Source data.
..........

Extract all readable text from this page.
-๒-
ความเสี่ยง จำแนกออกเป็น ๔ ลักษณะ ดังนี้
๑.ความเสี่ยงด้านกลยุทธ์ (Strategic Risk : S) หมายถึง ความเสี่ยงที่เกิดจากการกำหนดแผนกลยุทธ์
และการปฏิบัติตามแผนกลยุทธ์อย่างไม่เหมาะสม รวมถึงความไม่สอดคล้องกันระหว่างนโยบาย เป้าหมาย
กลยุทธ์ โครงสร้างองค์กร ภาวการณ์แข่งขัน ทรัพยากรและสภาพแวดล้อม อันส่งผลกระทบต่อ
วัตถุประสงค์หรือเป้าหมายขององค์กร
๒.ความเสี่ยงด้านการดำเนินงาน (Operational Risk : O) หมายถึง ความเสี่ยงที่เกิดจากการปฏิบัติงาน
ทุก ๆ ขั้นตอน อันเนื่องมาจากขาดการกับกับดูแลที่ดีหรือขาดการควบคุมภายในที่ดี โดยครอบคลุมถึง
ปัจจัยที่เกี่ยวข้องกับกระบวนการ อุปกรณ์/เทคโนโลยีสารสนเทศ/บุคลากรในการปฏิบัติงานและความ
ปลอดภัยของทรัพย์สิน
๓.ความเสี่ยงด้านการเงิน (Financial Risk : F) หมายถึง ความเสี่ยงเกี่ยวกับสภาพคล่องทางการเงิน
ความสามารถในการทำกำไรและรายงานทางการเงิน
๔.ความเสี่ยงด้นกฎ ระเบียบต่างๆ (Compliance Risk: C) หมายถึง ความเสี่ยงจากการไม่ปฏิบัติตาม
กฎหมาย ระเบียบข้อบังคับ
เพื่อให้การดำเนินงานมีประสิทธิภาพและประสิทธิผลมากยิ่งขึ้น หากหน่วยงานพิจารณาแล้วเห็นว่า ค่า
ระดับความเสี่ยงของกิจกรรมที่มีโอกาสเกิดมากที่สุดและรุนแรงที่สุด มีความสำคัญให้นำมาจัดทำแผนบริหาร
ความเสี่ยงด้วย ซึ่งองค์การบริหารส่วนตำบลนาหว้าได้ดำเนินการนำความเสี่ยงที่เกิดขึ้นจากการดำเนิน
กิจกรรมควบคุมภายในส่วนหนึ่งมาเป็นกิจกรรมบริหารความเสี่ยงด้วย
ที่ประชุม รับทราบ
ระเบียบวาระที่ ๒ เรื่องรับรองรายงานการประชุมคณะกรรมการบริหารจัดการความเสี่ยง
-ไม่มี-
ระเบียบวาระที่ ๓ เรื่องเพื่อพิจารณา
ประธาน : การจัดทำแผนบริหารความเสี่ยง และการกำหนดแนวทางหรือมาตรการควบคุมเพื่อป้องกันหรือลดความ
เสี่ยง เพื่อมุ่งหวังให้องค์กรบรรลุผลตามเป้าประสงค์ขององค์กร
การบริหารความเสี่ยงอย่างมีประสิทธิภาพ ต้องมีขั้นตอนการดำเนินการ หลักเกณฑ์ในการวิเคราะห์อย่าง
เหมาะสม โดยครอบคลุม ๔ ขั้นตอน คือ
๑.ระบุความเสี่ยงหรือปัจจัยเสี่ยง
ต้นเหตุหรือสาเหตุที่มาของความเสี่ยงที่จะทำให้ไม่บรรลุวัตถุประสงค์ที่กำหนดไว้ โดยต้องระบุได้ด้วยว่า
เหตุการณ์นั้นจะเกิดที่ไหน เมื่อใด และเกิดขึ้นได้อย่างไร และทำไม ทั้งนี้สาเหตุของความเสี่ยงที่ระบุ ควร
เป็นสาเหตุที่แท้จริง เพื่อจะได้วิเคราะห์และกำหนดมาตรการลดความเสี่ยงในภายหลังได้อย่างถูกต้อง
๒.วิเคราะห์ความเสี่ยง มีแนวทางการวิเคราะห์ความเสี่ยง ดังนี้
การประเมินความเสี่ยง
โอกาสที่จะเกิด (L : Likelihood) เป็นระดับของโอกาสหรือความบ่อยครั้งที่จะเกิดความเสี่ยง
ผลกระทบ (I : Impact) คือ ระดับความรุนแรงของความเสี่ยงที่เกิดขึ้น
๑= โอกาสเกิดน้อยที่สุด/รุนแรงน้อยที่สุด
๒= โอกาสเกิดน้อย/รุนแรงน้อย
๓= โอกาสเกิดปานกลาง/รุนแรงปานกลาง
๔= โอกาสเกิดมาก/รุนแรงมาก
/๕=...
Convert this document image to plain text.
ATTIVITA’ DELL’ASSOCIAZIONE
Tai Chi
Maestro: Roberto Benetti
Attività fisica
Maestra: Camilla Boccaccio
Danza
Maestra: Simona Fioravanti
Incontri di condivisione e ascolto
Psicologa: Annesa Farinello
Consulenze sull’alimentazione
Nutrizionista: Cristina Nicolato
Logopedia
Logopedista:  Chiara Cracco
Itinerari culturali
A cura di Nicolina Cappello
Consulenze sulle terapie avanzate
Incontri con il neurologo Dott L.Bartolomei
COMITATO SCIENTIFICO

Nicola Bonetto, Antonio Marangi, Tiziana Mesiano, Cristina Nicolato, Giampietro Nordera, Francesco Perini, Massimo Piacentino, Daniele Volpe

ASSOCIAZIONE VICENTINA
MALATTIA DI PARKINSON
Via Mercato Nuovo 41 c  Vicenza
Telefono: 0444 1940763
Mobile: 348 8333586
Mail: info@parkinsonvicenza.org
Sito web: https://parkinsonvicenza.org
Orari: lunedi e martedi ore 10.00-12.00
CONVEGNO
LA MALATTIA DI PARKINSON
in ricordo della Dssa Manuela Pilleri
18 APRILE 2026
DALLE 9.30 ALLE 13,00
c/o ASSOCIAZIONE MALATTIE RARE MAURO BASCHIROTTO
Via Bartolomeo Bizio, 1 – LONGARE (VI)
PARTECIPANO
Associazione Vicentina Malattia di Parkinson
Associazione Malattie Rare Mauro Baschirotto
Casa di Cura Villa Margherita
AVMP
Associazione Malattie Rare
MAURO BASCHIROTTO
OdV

..........

TO BE DONE.
Pick out each line containing the string "โอกาสเก" and copy it.

SOLUTION TO THE EXERCISE.
ระดับความเสี่ยงของกิจกรรมที่มีโอกาสเกิดมากที่สุดและรุนแรงที่สุด มีความสำคัญให้นำมาจัดทำแผนบริหาร
๑= โอกาสเกิดน้อยที่สุด/รุนแรงน้อยที่สุด
๒= โอกาสเกิดน้อย/รุนแรงน้อย
๓= โอกาสเกิดปานกลาง/รุนแรงปานกลาง
๔= โอกาสเกิดมาก/รุนแรงมาก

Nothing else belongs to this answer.